● **INSTRUCTION**:
Repeat all the records exactly, omitting pictures.

● **RECORDS FOR THIS EXERCISE**:
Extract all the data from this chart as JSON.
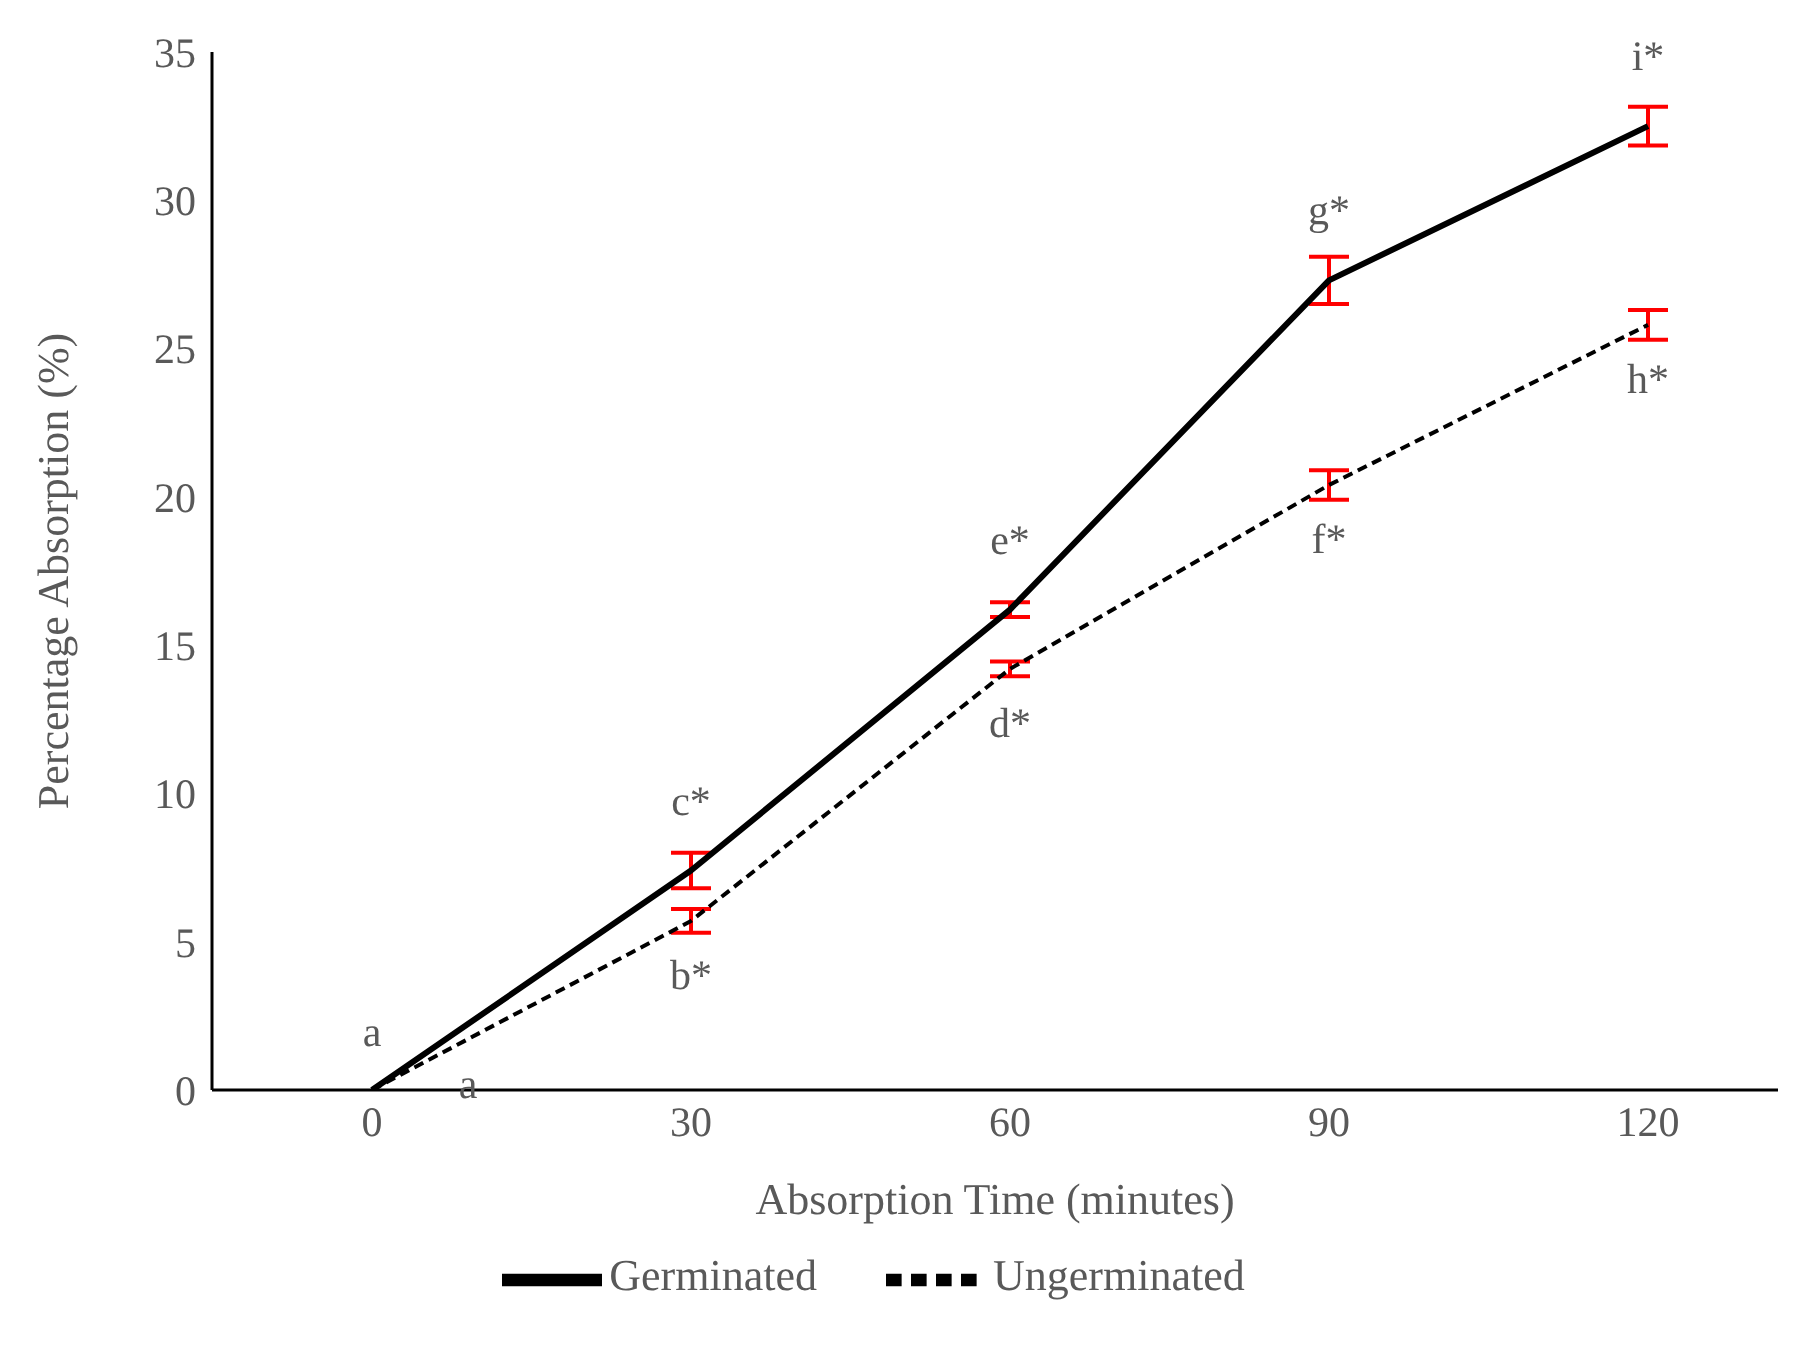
{
  "chart_data": {
    "type": "line",
    "xlabel": "Absorption Time (minutes)",
    "ylabel": "Percentage Absorption (%)",
    "categories": [
      "0",
      "30",
      "60",
      "90",
      "120"
    ],
    "series": [
      {
        "name": "Germinated",
        "color": "#000000",
        "line_style": "solid",
        "values": [
          0,
          7.4,
          16.2,
          27.3,
          32.5
        ],
        "errors": [
          null,
          0.6,
          0.25,
          0.8,
          0.65
        ]
      },
      {
        "name": "Ungerminated",
        "color": "#000000",
        "line_style": "dashed",
        "values": [
          0,
          5.7,
          14.2,
          20.4,
          25.8
        ],
        "errors": [
          null,
          0.4,
          0.25,
          0.5,
          0.5
        ]
      }
    ],
    "ylim": [
      0,
      35
    ],
    "yticks": [
      0,
      5,
      10,
      15,
      20,
      25,
      30,
      35
    ],
    "grid": false,
    "legend": "bottom",
    "marker": "none",
    "annotations": [
      {
        "text": "a",
        "x": "0",
        "y": 0
      },
      {
        "text": "a",
        "x": "0",
        "y": 0
      },
      {
        "text": "c*",
        "x": "30",
        "y": 7.4
      },
      {
        "text": "b*",
        "x": "30",
        "y": 5.7
      },
      {
        "text": "e*",
        "x": "60",
        "y": 16.2
      },
      {
        "text": "d*",
        "x": "60",
        "y": 14.2
      },
      {
        "text": "g*",
        "x": "90",
        "y": 27.3
      },
      {
        "text": "f*",
        "x": "90",
        "y": 20.4
      },
      {
        "text": "i*",
        "x": "120",
        "y": 32.5
      },
      {
        "text": "h*",
        "x": "120",
        "y": 25.8
      }
    ]
  }
}
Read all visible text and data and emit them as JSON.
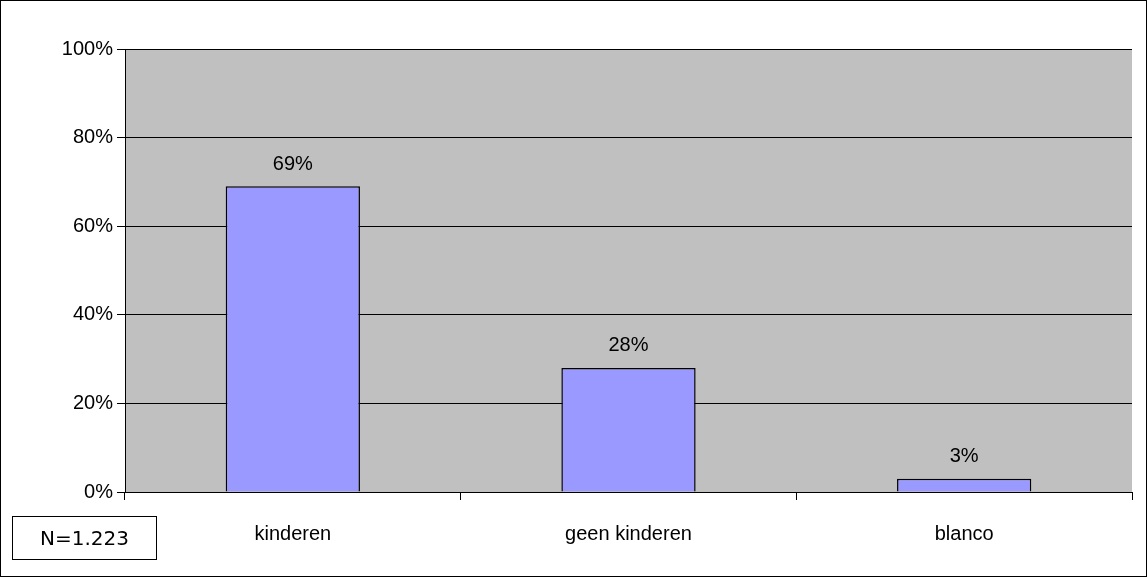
{
  "chart_data": {
    "type": "bar",
    "categories": [
      "kinderen",
      "geen kinderen",
      "blanco"
    ],
    "values": [
      69,
      28,
      3
    ],
    "color": "#9999ff",
    "value_labels": [
      "69%",
      "28%",
      "3%"
    ],
    "ylim": [
      0,
      100
    ],
    "yticks": [
      {
        "value": 0,
        "label": "0%"
      },
      {
        "value": 20,
        "label": "20%"
      },
      {
        "value": 40,
        "label": "40%"
      },
      {
        "value": 60,
        "label": "60%"
      },
      {
        "value": 80,
        "label": "80%"
      },
      {
        "value": 100,
        "label": "100%"
      }
    ],
    "grid": "y",
    "legend": false,
    "annotations": [
      "N=1.223"
    ]
  }
}
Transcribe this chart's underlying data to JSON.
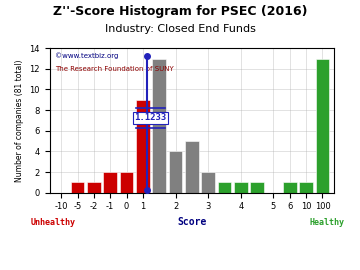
{
  "title": "Z''-Score Histogram for PSEC (2016)",
  "subtitle": "Industry: Closed End Funds",
  "watermark1": "©www.textbiz.org",
  "watermark2": "The Research Foundation of SUNY",
  "xlabel": "Score",
  "ylabel": "Number of companies (81 total)",
  "psec_score": 1.1233,
  "psec_label": "1.1233",
  "bar_centers": [
    -10,
    -5,
    -2,
    -1,
    0,
    1,
    1.5,
    2,
    2.5,
    3,
    3.5,
    4,
    4.5,
    5,
    6,
    10,
    100
  ],
  "bar_heights": [
    0,
    1,
    1,
    2,
    2,
    9,
    13,
    4,
    5,
    2,
    1,
    1,
    1,
    0,
    1,
    1,
    13
  ],
  "bar_colors": [
    "#cc0000",
    "#cc0000",
    "#cc0000",
    "#cc0000",
    "#cc0000",
    "#cc0000",
    "#808080",
    "#808080",
    "#808080",
    "#808080",
    "#2ca02c",
    "#2ca02c",
    "#2ca02c",
    "#2ca02c",
    "#2ca02c",
    "#2ca02c",
    "#2ca02c"
  ],
  "xtick_labels": [
    "-10",
    "-5",
    "-2",
    "-1",
    "0",
    "1",
    "2",
    "3",
    "4",
    "5",
    "6",
    "10",
    "100"
  ],
  "xtick_score_positions": [
    -10,
    -5,
    -2,
    -1,
    0,
    1,
    2,
    3,
    4,
    5,
    6,
    10,
    100
  ],
  "ytick_positions": [
    0,
    2,
    4,
    6,
    8,
    10,
    12,
    14
  ],
  "ylim": [
    0,
    14
  ],
  "unhealthy_color": "#cc0000",
  "healthy_color": "#2ca02c",
  "score_label_color": "#2222bb",
  "background_color": "#ffffff",
  "grid_color": "#aaaaaa",
  "title_fontsize": 9,
  "subtitle_fontsize": 8,
  "axis_fontsize": 7,
  "tick_fontsize": 6
}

● **TASK ANSWER**:
Extract all the data from this chart as JSON.
{
  "chart_data": {
    "type": "line",
    "xlabel": "Absorption Time (minutes)",
    "ylabel": "Percentage Absorption (%)",
    "categories": [
      "0",
      "30",
      "60",
      "90",
      "120"
    ],
    "series": [
      {
        "name": "Germinated",
        "color": "#000000",
        "line_style": "solid",
        "values": [
          0,
          7.4,
          16.2,
          27.3,
          32.5
        ],
        "errors": [
          null,
          0.6,
          0.25,
          0.8,
          0.65
        ]
      },
      {
        "name": "Ungerminated",
        "color": "#000000",
        "line_style": "dashed",
        "values": [
          0,
          5.7,
          14.2,
          20.4,
          25.8
        ],
        "errors": [
          null,
          0.4,
          0.25,
          0.5,
          0.5
        ]
      }
    ],
    "ylim": [
      0,
      35
    ],
    "yticks": [
      0,
      5,
      10,
      15,
      20,
      25,
      30,
      35
    ],
    "grid": false,
    "legend": "bottom",
    "marker": "none",
    "annotations": [
      {
        "text": "a",
        "x": "0",
        "y": 0
      },
      {
        "text": "a",
        "x": "0",
        "y": 0
      },
      {
        "text": "c*",
        "x": "30",
        "y": 7.4
      },
      {
        "text": "b*",
        "x": "30",
        "y": 5.7
      },
      {
        "text": "e*",
        "x": "60",
        "y": 16.2
      },
      {
        "text": "d*",
        "x": "60",
        "y": 14.2
      },
      {
        "text": "g*",
        "x": "90",
        "y": 27.3
      },
      {
        "text": "f*",
        "x": "90",
        "y": 20.4
      },
      {
        "text": "i*",
        "x": "120",
        "y": 32.5
      },
      {
        "text": "h*",
        "x": "120",
        "y": 25.8
      }
    ]
  }
}
Read all visible text and data and emit them as JSON.
{
  "chart_data": {
    "type": "bar",
    "categories": [
      "kinderen",
      "geen kinderen",
      "blanco"
    ],
    "values": [
      69,
      28,
      3
    ],
    "color": "#9999ff",
    "value_labels": [
      "69%",
      "28%",
      "3%"
    ],
    "ylim": [
      0,
      100
    ],
    "yticks": [
      {
        "value": 0,
        "label": "0%"
      },
      {
        "value": 20,
        "label": "20%"
      },
      {
        "value": 40,
        "label": "40%"
      },
      {
        "value": 60,
        "label": "60%"
      },
      {
        "value": 80,
        "label": "80%"
      },
      {
        "value": 100,
        "label": "100%"
      }
    ],
    "grid": "y",
    "legend": false,
    "annotations": [
      "N=1.223"
    ]
  }
}
Transcribe this chart's underlying data to JSON.
{
  "title": "Z''-Score Histogram for PSEC (2016)",
  "subtitle": "Industry: Closed End Funds",
  "watermark1": "©www.textbiz.org",
  "watermark2": "The Research Foundation of SUNY",
  "xlabel": "Score",
  "ylabel": "Number of companies (81 total)",
  "psec_score": 1.1233,
  "psec_label": "1.1233",
  "bar_centers": [
    -10,
    -5,
    -2,
    -1,
    0,
    1,
    1.5,
    2,
    2.5,
    3,
    3.5,
    4,
    4.5,
    5,
    6,
    10,
    100
  ],
  "bar_heights": [
    0,
    1,
    1,
    2,
    2,
    9,
    13,
    4,
    5,
    2,
    1,
    1,
    1,
    0,
    1,
    1,
    13
  ],
  "bar_colors": [
    "#cc0000",
    "#cc0000",
    "#cc0000",
    "#cc0000",
    "#cc0000",
    "#cc0000",
    "#808080",
    "#808080",
    "#808080",
    "#808080",
    "#2ca02c",
    "#2ca02c",
    "#2ca02c",
    "#2ca02c",
    "#2ca02c",
    "#2ca02c",
    "#2ca02c"
  ],
  "xtick_labels": [
    "-10",
    "-5",
    "-2",
    "-1",
    "0",
    "1",
    "2",
    "3",
    "4",
    "5",
    "6",
    "10",
    "100"
  ],
  "xtick_score_positions": [
    -10,
    -5,
    -2,
    -1,
    0,
    1,
    2,
    3,
    4,
    5,
    6,
    10,
    100
  ],
  "ytick_positions": [
    0,
    2,
    4,
    6,
    8,
    10,
    12,
    14
  ],
  "ylim": [
    0,
    14
  ],
  "unhealthy_color": "#cc0000",
  "healthy_color": "#2ca02c",
  "score_label_color": "#2222bb",
  "background_color": "#ffffff",
  "grid_color": "#aaaaaa",
  "title_fontsize": 9,
  "subtitle_fontsize": 8,
  "axis_fontsize": 7,
  "tick_fontsize": 6
}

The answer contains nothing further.